* [GOAL OF THE EXERCISE]:
Transcribe the records that follow exactly. Skip the pictures.

## Begin

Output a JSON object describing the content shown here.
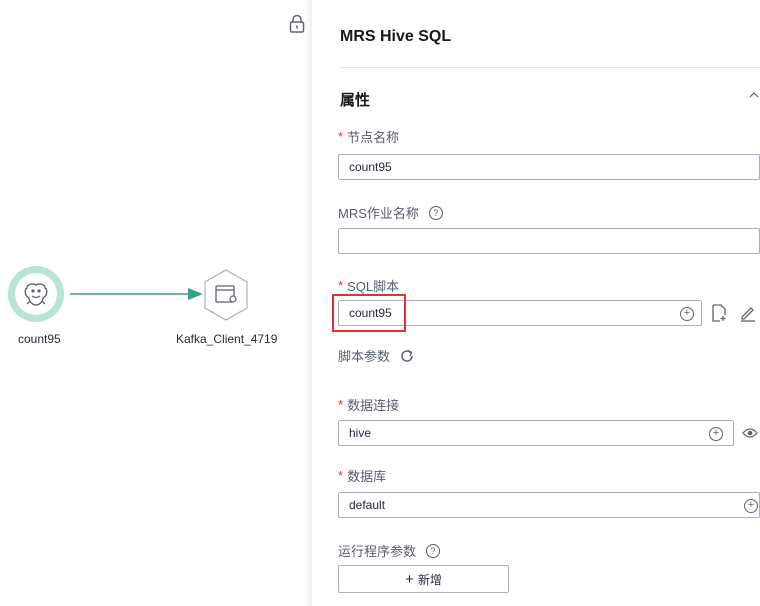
{
  "canvas": {
    "source_node_label": "count95",
    "target_node_label": "Kafka_Client_4719"
  },
  "panel": {
    "title": "MRS Hive SQL",
    "section_title": "属性",
    "fields": {
      "node_name": {
        "label": "节点名称",
        "value": "count95"
      },
      "mrs_job_name": {
        "label": "MRS作业名称",
        "value": ""
      },
      "sql_script": {
        "label": "SQL脚本",
        "value": "count95"
      },
      "script_params": {
        "label": "脚本参数"
      },
      "data_connection": {
        "label": "数据连接",
        "value": "hive"
      },
      "database": {
        "label": "数据库",
        "value": "default"
      },
      "runtime_params": {
        "label": "运行程序参数"
      }
    },
    "add_button": {
      "icon": "+",
      "label": "新增"
    }
  },
  "colors": {
    "accent_green": "#33a08a",
    "highlight_red": "#e3312f"
  }
}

## End

* [SOLUTION BELOW]:
Output a JSON object describing the content shown here.
{
  "canvas": {
    "source_node_label": "count95",
    "target_node_label": "Kafka_Client_4719"
  },
  "panel": {
    "title": "MRS Hive SQL",
    "section_title": "属性",
    "fields": {
      "node_name": {
        "label": "节点名称",
        "value": "count95"
      },
      "mrs_job_name": {
        "label": "MRS作业名称",
        "value": ""
      },
      "sql_script": {
        "label": "SQL脚本",
        "value": "count95"
      },
      "script_params": {
        "label": "脚本参数"
      },
      "data_connection": {
        "label": "数据连接",
        "value": "hive"
      },
      "database": {
        "label": "数据库",
        "value": "default"
      },
      "runtime_params": {
        "label": "运行程序参数"
      }
    },
    "add_button": {
      "icon": "+",
      "label": "新增"
    }
  },
  "colors": {
    "accent_green": "#33a08a",
    "highlight_red": "#e3312f"
  }
}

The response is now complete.